Records about charts and figures
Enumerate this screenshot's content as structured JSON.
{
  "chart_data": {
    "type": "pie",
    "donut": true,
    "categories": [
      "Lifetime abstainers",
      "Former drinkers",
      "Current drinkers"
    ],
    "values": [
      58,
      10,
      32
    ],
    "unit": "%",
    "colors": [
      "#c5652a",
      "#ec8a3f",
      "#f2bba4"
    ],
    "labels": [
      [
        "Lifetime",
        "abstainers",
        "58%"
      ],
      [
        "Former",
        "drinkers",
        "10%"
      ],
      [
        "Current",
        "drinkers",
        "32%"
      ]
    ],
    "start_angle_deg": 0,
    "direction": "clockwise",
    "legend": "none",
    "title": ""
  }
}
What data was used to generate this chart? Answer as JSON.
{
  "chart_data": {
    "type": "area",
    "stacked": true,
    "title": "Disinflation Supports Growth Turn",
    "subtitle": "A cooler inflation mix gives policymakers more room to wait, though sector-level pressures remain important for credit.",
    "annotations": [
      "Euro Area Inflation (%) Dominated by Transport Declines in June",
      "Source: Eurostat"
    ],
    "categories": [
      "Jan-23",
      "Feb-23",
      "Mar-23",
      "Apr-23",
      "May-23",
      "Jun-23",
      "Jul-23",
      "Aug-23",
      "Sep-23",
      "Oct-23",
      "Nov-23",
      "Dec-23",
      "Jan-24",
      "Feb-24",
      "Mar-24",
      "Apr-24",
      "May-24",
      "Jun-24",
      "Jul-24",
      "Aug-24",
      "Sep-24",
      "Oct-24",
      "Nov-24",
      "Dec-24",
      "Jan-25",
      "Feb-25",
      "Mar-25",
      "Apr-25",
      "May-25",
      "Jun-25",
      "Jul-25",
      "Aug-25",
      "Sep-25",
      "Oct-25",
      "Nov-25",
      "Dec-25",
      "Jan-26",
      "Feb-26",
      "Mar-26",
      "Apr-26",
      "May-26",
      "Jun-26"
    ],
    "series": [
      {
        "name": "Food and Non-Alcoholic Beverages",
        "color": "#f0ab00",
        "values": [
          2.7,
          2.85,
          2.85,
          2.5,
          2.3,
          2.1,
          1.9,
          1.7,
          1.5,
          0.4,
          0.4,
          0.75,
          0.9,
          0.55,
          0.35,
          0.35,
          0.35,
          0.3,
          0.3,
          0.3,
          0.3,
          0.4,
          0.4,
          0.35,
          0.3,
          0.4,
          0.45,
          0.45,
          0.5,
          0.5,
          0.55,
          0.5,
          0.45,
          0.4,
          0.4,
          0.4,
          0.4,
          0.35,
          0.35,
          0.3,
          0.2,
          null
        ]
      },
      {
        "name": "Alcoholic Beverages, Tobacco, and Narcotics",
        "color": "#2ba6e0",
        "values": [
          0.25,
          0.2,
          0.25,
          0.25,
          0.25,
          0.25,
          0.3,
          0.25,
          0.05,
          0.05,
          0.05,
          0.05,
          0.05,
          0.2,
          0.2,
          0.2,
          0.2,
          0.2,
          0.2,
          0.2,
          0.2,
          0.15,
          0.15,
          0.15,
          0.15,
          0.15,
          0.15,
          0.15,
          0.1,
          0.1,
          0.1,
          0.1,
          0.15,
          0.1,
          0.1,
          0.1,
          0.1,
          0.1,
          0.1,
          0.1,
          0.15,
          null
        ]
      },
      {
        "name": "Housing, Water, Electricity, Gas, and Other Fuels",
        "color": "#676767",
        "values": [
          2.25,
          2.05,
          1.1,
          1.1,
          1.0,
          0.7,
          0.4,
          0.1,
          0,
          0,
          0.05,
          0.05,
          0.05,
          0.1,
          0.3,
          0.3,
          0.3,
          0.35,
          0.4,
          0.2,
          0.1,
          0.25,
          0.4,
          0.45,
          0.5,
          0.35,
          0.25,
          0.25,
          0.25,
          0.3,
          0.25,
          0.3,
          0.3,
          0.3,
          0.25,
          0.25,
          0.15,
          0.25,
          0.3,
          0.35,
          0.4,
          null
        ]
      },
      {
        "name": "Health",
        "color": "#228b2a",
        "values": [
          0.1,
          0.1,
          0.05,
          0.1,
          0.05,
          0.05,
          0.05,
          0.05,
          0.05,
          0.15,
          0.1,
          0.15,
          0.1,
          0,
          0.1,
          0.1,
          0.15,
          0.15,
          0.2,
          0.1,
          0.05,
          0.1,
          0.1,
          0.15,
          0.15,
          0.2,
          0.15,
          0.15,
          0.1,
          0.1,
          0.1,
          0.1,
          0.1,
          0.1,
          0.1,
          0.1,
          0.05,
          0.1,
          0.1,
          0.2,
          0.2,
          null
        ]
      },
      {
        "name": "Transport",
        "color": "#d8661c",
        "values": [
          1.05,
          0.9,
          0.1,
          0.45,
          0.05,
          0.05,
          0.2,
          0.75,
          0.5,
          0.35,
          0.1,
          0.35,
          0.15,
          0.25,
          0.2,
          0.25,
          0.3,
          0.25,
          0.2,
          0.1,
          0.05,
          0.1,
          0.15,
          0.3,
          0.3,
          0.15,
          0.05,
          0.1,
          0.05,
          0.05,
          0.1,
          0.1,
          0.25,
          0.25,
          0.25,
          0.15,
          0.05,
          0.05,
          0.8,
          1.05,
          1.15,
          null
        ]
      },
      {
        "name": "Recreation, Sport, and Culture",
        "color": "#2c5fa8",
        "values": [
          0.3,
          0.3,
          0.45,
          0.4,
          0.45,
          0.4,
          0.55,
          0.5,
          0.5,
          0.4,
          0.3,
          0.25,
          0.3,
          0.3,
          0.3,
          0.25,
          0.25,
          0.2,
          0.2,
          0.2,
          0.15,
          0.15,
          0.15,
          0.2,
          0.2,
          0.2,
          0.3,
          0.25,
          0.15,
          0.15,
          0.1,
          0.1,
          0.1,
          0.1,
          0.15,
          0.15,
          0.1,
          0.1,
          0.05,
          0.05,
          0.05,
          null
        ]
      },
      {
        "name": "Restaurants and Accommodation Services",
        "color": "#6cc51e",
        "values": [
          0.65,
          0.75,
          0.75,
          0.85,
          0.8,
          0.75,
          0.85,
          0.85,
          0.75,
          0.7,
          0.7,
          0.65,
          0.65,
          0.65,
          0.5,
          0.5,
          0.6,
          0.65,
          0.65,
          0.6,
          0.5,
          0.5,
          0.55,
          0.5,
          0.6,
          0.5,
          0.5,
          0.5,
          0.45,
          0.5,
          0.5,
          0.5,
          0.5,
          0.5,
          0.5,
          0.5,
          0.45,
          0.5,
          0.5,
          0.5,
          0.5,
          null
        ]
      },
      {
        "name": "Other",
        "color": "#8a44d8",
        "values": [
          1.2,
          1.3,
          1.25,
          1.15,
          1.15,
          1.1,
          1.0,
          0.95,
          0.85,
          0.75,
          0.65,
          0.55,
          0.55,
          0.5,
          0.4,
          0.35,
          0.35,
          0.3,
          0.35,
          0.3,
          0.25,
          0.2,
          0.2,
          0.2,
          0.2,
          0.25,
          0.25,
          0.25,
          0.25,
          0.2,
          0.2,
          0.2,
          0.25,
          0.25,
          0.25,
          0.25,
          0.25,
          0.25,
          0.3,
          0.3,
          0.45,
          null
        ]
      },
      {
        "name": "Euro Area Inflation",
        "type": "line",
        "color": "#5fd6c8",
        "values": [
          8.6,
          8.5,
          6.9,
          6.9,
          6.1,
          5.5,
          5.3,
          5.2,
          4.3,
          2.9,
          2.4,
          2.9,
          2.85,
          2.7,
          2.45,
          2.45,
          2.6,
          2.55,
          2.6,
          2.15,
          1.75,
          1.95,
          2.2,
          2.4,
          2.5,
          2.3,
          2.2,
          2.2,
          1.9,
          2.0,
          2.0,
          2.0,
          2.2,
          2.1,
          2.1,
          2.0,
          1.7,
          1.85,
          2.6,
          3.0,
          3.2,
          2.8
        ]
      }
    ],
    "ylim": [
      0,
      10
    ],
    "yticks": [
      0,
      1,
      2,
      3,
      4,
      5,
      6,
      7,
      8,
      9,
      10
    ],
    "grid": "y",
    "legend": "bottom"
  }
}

INSTRUCTIONS FOR THE TASK: Gather each line of the records holding the string "Other".

CORRECT RESPONSE:
        "name": "Housing, Water, Electricity, Gas, and Other Fuels",
        "name": "Other",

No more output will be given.